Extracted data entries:
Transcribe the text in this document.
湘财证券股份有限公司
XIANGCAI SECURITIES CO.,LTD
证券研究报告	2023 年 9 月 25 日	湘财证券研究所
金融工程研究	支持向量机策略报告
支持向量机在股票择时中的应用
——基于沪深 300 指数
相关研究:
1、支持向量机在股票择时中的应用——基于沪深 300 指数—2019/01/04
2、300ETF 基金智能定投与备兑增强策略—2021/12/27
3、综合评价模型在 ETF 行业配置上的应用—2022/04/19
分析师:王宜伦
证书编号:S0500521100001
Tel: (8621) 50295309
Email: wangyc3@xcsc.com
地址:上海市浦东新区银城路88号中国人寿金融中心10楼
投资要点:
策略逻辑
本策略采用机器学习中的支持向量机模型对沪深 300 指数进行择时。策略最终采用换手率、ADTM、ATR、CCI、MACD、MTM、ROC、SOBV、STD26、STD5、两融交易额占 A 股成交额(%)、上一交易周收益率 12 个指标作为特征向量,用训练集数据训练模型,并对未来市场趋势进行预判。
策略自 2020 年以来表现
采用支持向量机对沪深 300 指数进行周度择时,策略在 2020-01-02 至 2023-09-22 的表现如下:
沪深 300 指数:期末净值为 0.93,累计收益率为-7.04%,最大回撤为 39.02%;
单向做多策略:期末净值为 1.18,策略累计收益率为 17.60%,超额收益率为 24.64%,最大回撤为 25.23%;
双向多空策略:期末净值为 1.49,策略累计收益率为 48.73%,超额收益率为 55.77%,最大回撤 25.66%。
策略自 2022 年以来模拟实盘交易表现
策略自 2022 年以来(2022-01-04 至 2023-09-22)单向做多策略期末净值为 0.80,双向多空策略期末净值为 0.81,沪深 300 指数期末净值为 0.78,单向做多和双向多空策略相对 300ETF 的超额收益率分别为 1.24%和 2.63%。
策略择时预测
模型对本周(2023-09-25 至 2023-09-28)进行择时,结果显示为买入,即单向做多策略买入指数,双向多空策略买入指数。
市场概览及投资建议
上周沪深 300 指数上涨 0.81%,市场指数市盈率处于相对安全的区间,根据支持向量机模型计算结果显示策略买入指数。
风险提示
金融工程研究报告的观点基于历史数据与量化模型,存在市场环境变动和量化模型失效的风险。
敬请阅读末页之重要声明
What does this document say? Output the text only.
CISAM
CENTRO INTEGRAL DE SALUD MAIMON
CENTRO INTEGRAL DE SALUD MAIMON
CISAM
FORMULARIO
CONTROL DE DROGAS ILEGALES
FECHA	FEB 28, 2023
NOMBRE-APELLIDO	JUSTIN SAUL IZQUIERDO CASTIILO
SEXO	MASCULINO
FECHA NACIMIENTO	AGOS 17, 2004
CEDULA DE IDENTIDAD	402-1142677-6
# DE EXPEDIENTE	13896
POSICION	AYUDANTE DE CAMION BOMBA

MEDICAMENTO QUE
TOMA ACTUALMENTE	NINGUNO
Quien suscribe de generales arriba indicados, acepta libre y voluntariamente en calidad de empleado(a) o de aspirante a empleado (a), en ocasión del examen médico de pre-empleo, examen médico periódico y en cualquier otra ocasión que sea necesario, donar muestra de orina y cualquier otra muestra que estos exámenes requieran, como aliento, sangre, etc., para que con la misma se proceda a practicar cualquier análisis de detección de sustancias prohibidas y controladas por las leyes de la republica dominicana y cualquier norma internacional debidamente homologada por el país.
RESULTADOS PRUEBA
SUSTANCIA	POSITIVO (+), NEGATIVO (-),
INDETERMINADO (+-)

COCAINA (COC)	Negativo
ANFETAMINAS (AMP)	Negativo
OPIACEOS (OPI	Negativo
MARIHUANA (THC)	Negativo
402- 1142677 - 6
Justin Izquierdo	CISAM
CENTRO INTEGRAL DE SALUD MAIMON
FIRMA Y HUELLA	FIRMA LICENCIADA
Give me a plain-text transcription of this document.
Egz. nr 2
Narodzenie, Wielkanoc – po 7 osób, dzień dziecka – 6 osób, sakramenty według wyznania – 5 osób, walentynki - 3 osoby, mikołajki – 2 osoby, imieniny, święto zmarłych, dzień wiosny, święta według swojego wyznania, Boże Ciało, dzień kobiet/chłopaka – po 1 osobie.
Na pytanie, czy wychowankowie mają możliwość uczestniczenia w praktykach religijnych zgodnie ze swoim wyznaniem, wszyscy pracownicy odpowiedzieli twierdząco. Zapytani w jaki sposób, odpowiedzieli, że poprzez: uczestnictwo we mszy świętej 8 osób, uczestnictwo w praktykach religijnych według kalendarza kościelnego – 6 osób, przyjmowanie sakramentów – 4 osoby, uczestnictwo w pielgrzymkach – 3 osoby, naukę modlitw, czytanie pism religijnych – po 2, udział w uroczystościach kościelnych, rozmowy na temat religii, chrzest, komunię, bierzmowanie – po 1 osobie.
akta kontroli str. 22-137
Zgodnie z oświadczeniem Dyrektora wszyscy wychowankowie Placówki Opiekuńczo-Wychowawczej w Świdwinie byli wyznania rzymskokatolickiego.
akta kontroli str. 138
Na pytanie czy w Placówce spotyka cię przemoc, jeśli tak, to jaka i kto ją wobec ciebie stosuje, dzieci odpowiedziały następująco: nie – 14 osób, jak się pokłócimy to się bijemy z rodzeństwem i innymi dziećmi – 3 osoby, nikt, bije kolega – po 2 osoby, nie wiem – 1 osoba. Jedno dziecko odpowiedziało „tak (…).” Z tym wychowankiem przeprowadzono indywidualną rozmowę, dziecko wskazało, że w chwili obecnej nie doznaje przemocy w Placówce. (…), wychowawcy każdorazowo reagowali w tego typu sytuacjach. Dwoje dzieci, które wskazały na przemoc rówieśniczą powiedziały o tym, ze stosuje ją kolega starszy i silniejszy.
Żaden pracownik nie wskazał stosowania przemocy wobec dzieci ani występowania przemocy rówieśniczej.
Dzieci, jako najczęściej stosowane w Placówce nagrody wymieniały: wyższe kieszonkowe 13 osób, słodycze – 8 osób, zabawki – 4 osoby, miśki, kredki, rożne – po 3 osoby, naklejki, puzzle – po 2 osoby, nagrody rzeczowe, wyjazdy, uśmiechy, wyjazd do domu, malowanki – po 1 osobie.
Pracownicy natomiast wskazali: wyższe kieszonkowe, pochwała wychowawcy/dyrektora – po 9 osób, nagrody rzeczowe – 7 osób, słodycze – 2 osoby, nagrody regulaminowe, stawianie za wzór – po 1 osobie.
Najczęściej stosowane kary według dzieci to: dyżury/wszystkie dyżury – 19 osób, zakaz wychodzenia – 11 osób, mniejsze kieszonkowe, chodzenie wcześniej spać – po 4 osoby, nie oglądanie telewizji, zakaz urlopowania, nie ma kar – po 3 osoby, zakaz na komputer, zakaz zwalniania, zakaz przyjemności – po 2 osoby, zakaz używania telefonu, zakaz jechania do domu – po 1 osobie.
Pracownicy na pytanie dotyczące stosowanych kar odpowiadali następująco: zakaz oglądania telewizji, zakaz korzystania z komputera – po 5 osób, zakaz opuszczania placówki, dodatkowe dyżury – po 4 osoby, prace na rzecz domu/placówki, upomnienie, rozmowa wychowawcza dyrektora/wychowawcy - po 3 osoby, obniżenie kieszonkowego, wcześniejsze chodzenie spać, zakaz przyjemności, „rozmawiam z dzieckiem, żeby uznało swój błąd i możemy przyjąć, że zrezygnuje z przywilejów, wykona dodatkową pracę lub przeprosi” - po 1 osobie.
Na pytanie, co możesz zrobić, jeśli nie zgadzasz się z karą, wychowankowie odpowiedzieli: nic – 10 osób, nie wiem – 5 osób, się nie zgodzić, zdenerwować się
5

## Required work
Using the entries above, tally how many lines have the word "基于沪深" in them; write the number and nothing more.

## Written answer
2